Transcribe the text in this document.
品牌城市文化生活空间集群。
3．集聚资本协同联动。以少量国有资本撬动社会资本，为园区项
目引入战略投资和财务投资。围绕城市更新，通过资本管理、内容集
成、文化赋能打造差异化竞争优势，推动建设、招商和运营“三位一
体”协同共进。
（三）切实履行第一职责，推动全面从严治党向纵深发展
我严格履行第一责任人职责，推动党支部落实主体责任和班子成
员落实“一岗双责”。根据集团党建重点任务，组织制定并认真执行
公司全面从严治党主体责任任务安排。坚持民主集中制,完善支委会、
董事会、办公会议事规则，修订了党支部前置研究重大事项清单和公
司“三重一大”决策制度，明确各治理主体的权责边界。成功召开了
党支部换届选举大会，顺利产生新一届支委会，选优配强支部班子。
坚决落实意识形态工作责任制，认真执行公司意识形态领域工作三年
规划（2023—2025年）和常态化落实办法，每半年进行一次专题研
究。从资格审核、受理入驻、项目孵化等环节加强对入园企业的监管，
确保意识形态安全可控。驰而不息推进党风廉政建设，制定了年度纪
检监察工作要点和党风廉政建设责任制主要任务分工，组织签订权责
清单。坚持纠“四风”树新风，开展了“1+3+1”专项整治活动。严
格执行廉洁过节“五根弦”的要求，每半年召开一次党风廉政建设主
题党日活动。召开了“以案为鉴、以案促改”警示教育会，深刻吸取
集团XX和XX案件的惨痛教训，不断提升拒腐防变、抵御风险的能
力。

**TASK REQUIREMENTS**
Output the full listing without altering anything.

**WRITTEN RESPONSE**
Transcribe the text in this document.
品牌城市文化生活空间集群。
3．集聚资本协同联动。以少量国有资本撬动社会资本，为园区项
目引入战略投资和财务投资。围绕城市更新，通过资本管理、内容集
成、文化赋能打造差异化竞争优势，推动建设、招商和运营“三位一
体”协同共进。
（三）切实履行第一职责，推动全面从严治党向纵深发展
我严格履行第一责任人职责，推动党支部落实主体责任和班子成
员落实“一岗双责”。根据集团党建重点任务，组织制定并认真执行
公司全面从严治党主体责任任务安排。坚持民主集中制,完善支委会、
董事会、办公会议事规则，修订了党支部前置研究重大事项清单和公
司“三重一大”决策制度，明确各治理主体的权责边界。成功召开了
党支部换届选举大会，顺利产生新一届支委会，选优配强支部班子。
坚决落实意识形态工作责任制，认真执行公司意识形态领域工作三年
规划（2023—2025年）和常态化落实办法，每半年进行一次专题研
究。从资格审核、受理入驻、项目孵化等环节加强对入园企业的监管，
确保意识形态安全可控。驰而不息推进党风廉政建设，制定了年度纪
检监察工作要点和党风廉政建设责任制主要任务分工，组织签订权责
清单。坚持纠“四风”树新风，开展了“1+3+1”专项整治活动。严
格执行廉洁过节“五根弦”的要求，每半年召开一次党风廉政建设主
题党日活动。召开了“以案为鉴、以案促改”警示教育会，深刻吸取
集团XX和XX案件的惨痛教训，不断提升拒腐防变、抵御风险的能
力。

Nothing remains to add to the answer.